### [EXERCISE DIRECTIONS]
What follows is a set of entries. Repeat them exactly, but not their pictures.

### [SOURCE DATA]
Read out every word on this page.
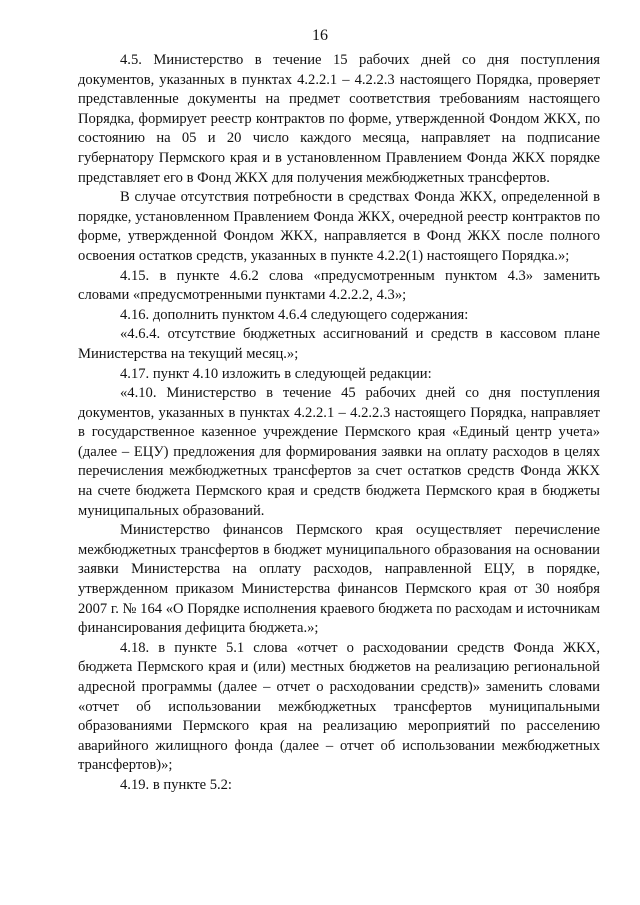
16

4.5. Министерство в течение 15 рабочих дней со дня поступления документов, указанных в пунктах 4.2.2.1 – 4.2.2.3 настоящего Порядка, проверяет представленные документы на предмет соответствия требованиям настоящего Порядка, формирует реестр контрактов по форме, утвержденной Фондом ЖКХ, по состоянию на 05 и 20 число каждого месяца, направляет на подписание губернатору Пермского края и в установленном Правлением Фонда ЖКХ порядке представляет его в Фонд ЖКХ для получения межбюджетных трансфертов.

В случае отсутствия потребности в средствах Фонда ЖКХ, определенной в порядке, установленном Правлением Фонда ЖКХ, очередной реестр контрактов по форме, утвержденной Фондом ЖКХ, направляется в Фонд ЖКХ после полного освоения остатков средств, указанных в пункте 4.2.2(1) настоящего Порядка.»;

4.15. в пункте 4.6.2 слова «предусмотренным пунктом 4.3» заменить словами «предусмотренными пунктами 4.2.2.2, 4.3»;

4.16. дополнить пунктом 4.6.4 следующего содержания:

«4.6.4. отсутствие бюджетных ассигнований и средств в кассовом плане Министерства на текущий месяц.»;

4.17. пункт 4.10 изложить в следующей редакции:

«4.10. Министерство в течение 45 рабочих дней со дня поступления документов, указанных в пунктах 4.2.2.1 – 4.2.2.3 настоящего Порядка, направляет в государственное казенное учреждение Пермского края «Единый центр учета» (далее – ЕЦУ) предложения для формирования заявки на оплату расходов в целях перечисления межбюджетных трансфертов за счет остатков средств Фонда ЖКХ на счете бюджета Пермского края и средств бюджета Пермского края в бюджеты муниципальных образований.

Министерство финансов Пермского края осуществляет перечисление межбюджетных трансфертов в бюджет муниципального образования на основании заявки Министерства на оплату расходов, направленной ЕЦУ, в порядке, утвержденном приказом Министерства финансов Пермского края от 30 ноября 2007 г. № 164 «О Порядке исполнения краевого бюджета по расходам и источникам финансирования дефицита бюджета.»;

4.18. в пункте 5.1 слова «отчет о расходовании средств Фонда ЖКХ, бюджета Пермского края и (или) местных бюджетов на реализацию региональной адресной программы (далее – отчет о расходовании средств)» заменить словами «отчет об использовании межбюджетных трансфертов муниципальными образованиями Пермского края на реализацию мероприятий по расселению аварийного жилищного фонда (далее – отчет об использовании межбюджетных трансфертов)»;

4.19. в пункте 5.2:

### [ANSWER TO THIS EXERCISE]
Read out every word on this page.
16

4.5. Министерство в течение 15 рабочих дней со дня поступления документов, указанных в пунктах 4.2.2.1 – 4.2.2.3 настоящего Порядка, проверяет представленные документы на предмет соответствия требованиям настоящего Порядка, формирует реестр контрактов по форме, утвержденной Фондом ЖКХ, по состоянию на 05 и 20 число каждого месяца, направляет на подписание губернатору Пермского края и в установленном Правлением Фонда ЖКХ порядке представляет его в Фонд ЖКХ для получения межбюджетных трансфертов.

В случае отсутствия потребности в средствах Фонда ЖКХ, определенной в порядке, установленном Правлением Фонда ЖКХ, очередной реестр контрактов по форме, утвержденной Фондом ЖКХ, направляется в Фонд ЖКХ после полного освоения остатков средств, указанных в пункте 4.2.2(1) настоящего Порядка.»;

4.15. в пункте 4.6.2 слова «предусмотренным пунктом 4.3» заменить словами «предусмотренными пунктами 4.2.2.2, 4.3»;

4.16. дополнить пунктом 4.6.4 следующего содержания:

«4.6.4. отсутствие бюджетных ассигнований и средств в кассовом плане Министерства на текущий месяц.»;

4.17. пункт 4.10 изложить в следующей редакции:

«4.10. Министерство в течение 45 рабочих дней со дня поступления документов, указанных в пунктах 4.2.2.1 – 4.2.2.3 настоящего Порядка, направляет в государственное казенное учреждение Пермского края «Единый центр учета» (далее – ЕЦУ) предложения для формирования заявки на оплату расходов в целях перечисления межбюджетных трансфертов за счет остатков средств Фонда ЖКХ на счете бюджета Пермского края и средств бюджета Пермского края в бюджеты муниципальных образований.

Министерство финансов Пермского края осуществляет перечисление межбюджетных трансфертов в бюджет муниципального образования на основании заявки Министерства на оплату расходов, направленной ЕЦУ, в порядке, утвержденном приказом Министерства финансов Пермского края от 30 ноября 2007 г. № 164 «О Порядке исполнения краевого бюджета по расходам и источникам финансирования дефицита бюджета.»;

4.18. в пункте 5.1 слова «отчет о расходовании средств Фонда ЖКХ, бюджета Пермского края и (или) местных бюджетов на реализацию региональной адресной программы (далее – отчет о расходовании средств)» заменить словами «отчет об использовании межбюджетных трансфертов муниципальными образованиями Пермского края на реализацию мероприятий по расселению аварийного жилищного фонда (далее – отчет об использовании межбюджетных трансфертов)»;

4.19. в пункте 5.2:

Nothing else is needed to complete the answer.